§ **WORK INSTRUCTIONS**
Copy every line from the data below in which the string "complex" can be found.

§ **DATA SUPPLIED**
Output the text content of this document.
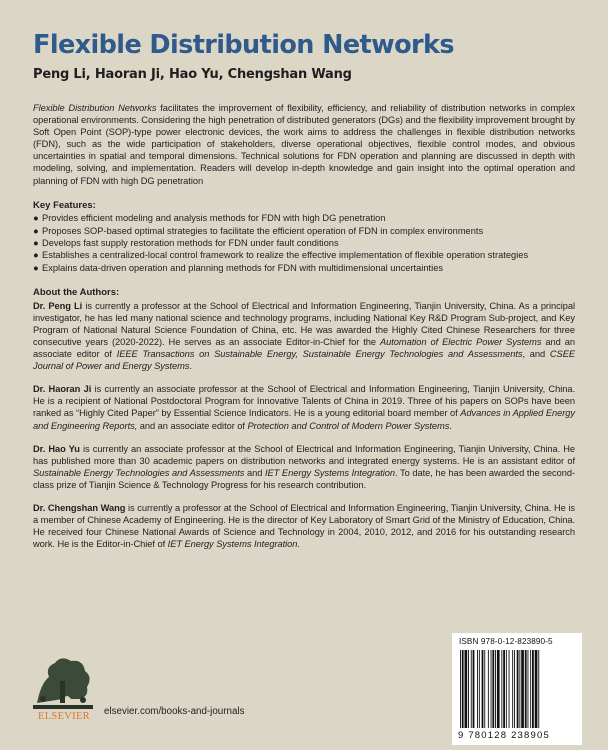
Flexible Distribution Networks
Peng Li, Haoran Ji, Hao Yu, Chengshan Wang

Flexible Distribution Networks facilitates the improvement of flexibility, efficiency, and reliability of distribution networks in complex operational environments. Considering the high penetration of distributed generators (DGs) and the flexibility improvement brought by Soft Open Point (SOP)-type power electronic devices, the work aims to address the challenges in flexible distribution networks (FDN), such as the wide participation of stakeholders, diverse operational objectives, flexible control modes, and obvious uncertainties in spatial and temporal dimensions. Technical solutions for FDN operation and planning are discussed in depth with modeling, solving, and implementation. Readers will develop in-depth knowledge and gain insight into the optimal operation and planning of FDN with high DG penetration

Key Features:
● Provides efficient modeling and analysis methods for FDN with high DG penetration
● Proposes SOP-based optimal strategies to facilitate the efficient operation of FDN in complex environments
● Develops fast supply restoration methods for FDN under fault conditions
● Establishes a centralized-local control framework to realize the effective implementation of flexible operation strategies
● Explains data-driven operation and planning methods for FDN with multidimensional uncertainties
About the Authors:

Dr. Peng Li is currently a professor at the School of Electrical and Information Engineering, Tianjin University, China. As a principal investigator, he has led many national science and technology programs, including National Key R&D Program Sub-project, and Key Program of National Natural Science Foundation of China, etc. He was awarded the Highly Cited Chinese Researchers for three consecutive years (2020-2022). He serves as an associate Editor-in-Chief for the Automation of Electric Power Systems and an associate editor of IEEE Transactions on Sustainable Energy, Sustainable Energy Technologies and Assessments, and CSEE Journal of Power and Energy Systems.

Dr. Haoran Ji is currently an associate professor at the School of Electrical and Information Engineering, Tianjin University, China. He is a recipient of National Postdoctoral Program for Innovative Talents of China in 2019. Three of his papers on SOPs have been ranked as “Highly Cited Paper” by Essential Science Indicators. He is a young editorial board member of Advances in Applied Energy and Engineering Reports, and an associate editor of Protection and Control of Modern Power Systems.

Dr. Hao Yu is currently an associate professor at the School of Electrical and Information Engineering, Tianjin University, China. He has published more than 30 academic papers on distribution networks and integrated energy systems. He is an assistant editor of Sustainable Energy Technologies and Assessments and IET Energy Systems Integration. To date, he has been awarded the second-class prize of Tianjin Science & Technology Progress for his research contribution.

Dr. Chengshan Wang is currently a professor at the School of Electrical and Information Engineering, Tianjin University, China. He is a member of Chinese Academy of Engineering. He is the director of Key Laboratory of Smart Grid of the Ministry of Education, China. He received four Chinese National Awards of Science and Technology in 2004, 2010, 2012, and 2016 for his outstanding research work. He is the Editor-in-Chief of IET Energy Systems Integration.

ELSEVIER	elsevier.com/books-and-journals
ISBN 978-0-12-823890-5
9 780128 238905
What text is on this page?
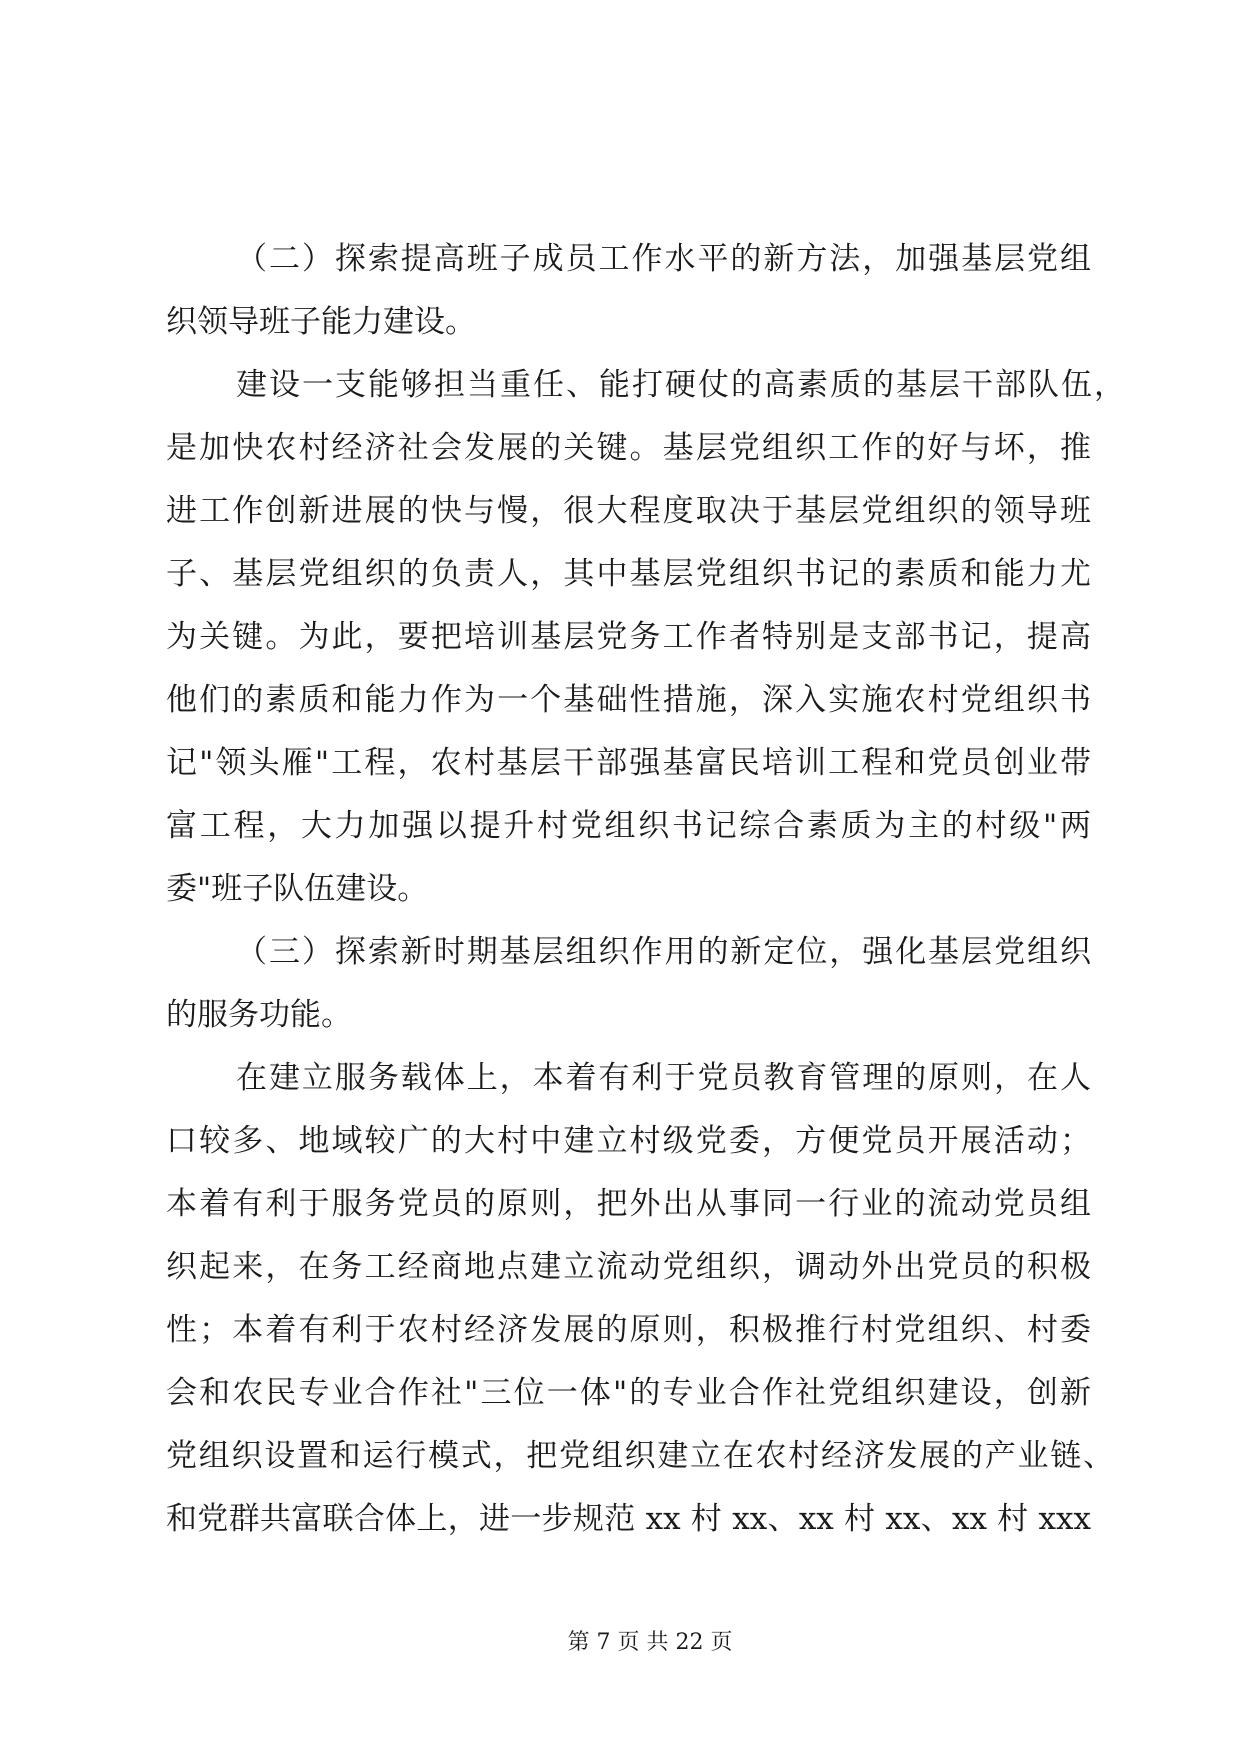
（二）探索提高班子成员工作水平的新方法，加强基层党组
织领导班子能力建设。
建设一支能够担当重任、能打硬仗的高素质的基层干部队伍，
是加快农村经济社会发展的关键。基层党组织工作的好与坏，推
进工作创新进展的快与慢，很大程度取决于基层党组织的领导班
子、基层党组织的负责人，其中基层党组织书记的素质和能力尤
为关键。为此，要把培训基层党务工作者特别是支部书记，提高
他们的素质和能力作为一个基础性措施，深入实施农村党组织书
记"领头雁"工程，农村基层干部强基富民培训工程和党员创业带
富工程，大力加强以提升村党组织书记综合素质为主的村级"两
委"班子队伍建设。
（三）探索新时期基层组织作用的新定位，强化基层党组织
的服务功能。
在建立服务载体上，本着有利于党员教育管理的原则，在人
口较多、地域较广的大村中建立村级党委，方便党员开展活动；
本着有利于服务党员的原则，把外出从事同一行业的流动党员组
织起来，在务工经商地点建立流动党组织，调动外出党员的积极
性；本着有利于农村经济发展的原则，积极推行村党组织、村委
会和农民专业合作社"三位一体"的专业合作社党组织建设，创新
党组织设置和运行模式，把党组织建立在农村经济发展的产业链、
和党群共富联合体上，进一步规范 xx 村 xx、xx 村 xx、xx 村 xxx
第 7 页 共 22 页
--
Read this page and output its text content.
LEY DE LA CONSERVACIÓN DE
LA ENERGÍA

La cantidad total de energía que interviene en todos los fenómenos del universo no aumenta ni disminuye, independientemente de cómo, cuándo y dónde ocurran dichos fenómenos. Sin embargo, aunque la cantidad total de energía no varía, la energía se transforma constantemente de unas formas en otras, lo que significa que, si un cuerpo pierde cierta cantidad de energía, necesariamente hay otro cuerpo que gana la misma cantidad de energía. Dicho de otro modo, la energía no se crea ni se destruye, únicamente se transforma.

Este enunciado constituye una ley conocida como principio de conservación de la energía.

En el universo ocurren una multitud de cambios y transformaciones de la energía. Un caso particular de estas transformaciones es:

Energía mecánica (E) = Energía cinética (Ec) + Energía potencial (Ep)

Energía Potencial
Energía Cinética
---
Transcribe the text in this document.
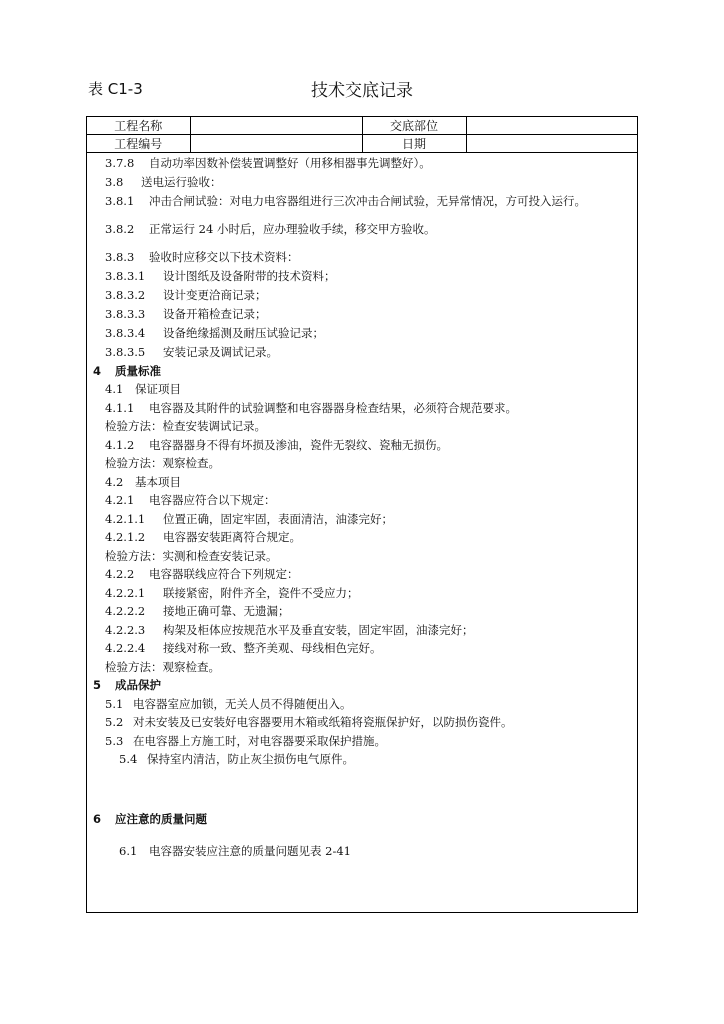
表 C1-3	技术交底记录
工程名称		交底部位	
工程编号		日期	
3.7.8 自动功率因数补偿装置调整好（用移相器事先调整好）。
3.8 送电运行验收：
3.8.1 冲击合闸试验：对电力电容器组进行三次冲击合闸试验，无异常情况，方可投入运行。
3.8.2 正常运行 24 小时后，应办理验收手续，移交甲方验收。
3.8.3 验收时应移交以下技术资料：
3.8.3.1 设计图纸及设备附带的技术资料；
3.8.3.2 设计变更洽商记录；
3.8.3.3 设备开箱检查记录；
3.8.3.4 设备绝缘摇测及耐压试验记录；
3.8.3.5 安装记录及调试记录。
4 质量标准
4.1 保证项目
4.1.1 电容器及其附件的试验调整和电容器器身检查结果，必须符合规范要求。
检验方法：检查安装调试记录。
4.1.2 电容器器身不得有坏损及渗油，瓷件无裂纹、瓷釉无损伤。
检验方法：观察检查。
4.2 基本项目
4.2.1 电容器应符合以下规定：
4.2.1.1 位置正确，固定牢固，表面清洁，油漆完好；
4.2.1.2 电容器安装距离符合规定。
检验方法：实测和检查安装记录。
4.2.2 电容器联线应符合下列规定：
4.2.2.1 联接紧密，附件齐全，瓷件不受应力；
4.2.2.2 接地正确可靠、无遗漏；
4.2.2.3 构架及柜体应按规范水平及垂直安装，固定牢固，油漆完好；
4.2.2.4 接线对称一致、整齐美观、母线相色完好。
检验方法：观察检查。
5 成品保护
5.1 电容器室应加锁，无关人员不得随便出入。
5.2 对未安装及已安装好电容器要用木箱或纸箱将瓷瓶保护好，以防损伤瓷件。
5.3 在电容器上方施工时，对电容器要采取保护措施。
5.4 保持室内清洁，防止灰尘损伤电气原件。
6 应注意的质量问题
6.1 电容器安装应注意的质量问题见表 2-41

§ **TASK ANSWER**
Flexible Distribution Networks facilitates the improvement of flexibility, efficiency, and reliability of distribution networks in complex operational environments. Considering the high penetration of distributed generators (DGs) and the flexibility improvement brought by Soft Open Point (SOP)-type power electronic devices, the work aims to address the challenges in flexible distribution networks (FDN), such as the wide participation of stakeholders, diverse operational objectives, flexible control modes, and obvious uncertainties in spatial and temporal dimensions. Technical solutions for FDN operation and planning are discussed in depth with modeling, solving, and implementation. Readers will develop in-depth knowledge and gain insight into the optimal operation and planning of FDN with high DG penetration
● Proposes SOP-based optimal strategies to facilitate the efficient operation of FDN in complex environments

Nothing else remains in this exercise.